EXERCISE
Copy all entries without alteration and skip the pictures they hold.

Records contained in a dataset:
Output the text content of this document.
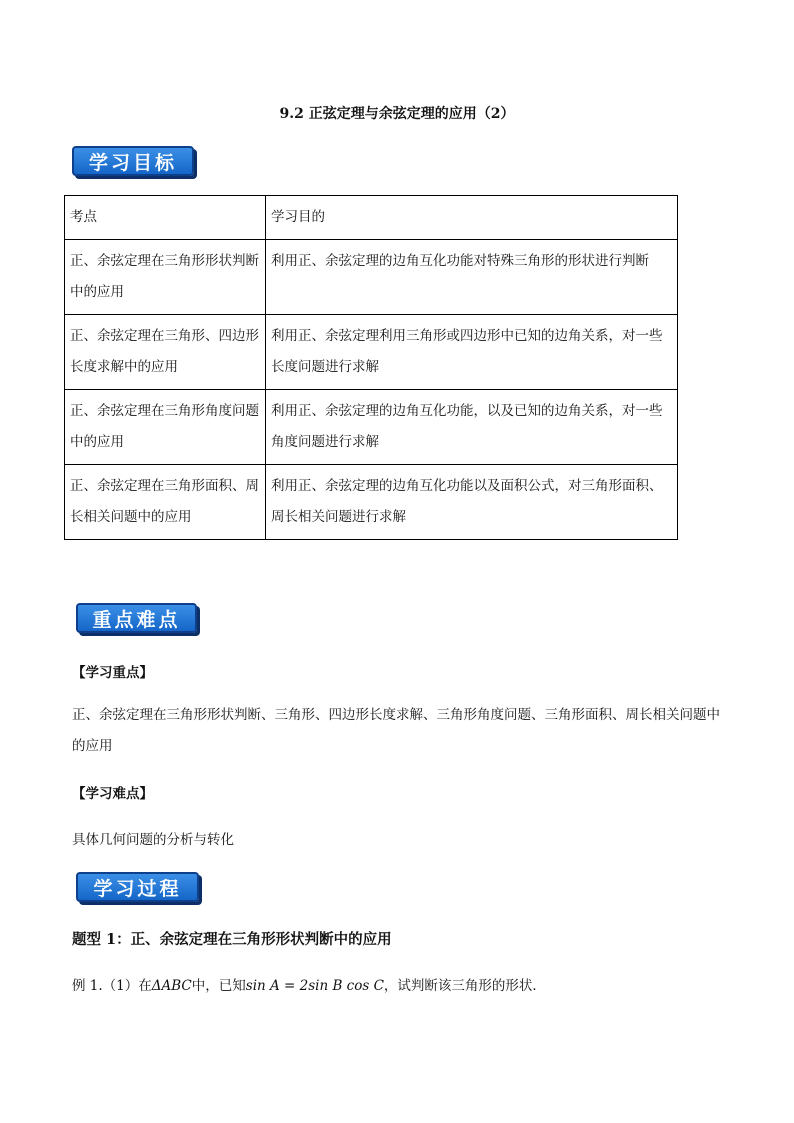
9.2 正弦定理与余弦定理的应用（2）
学习目标
考点	学习目的
正、余弦定理在三角形形状判断中的应用	利用正、余弦定理的边角互化功能对特殊三角形的形状进行判断
正、余弦定理在三角形、四边形长度求解中的应用	利用正、余弦定理利用三角形或四边形中已知的边角关系，对一些长度问题进行求解
正、余弦定理在三角形角度问题中的应用	利用正、余弦定理的边角互化功能，以及已知的边角关系，对一些角度问题进行求解
正、余弦定理在三角形面积、周长相关问题中的应用	利用正、余弦定理的边角互化功能以及面积公式，对三角形面积、周长相关问题进行求解
重点难点
【学习重点】
正、余弦定理在三角形形状判断、三角形、四边形长度求解、三角形角度问题、三角形面积、周长相关问题中的应用
【学习难点】
具体几何问题的分析与转化
学习过程
题型 1：正、余弦定理在三角形形状判断中的应用
例 1.（1）在ΔABC中，已知sin A = 2sin B cos C，试判断该三角形的形状．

EXPECTED OUTPUT
Output the text content of this document.
9.2 正弦定理与余弦定理的应用（2）
学习目标
考点	学习目的
正、余弦定理在三角形形状判断中的应用	利用正、余弦定理的边角互化功能对特殊三角形的形状进行判断
正、余弦定理在三角形、四边形长度求解中的应用	利用正、余弦定理利用三角形或四边形中已知的边角关系，对一些长度问题进行求解
正、余弦定理在三角形角度问题中的应用	利用正、余弦定理的边角互化功能，以及已知的边角关系，对一些角度问题进行求解
正、余弦定理在三角形面积、周长相关问题中的应用	利用正、余弦定理的边角互化功能以及面积公式，对三角形面积、周长相关问题进行求解
重点难点
【学习重点】
正、余弦定理在三角形形状判断、三角形、四边形长度求解、三角形角度问题、三角形面积、周长相关问题中的应用
【学习难点】
具体几何问题的分析与转化
学习过程
题型 1：正、余弦定理在三角形形状判断中的应用
例 1.（1）在ΔABC中，已知sin A = 2sin B cos C，试判断该三角形的形状．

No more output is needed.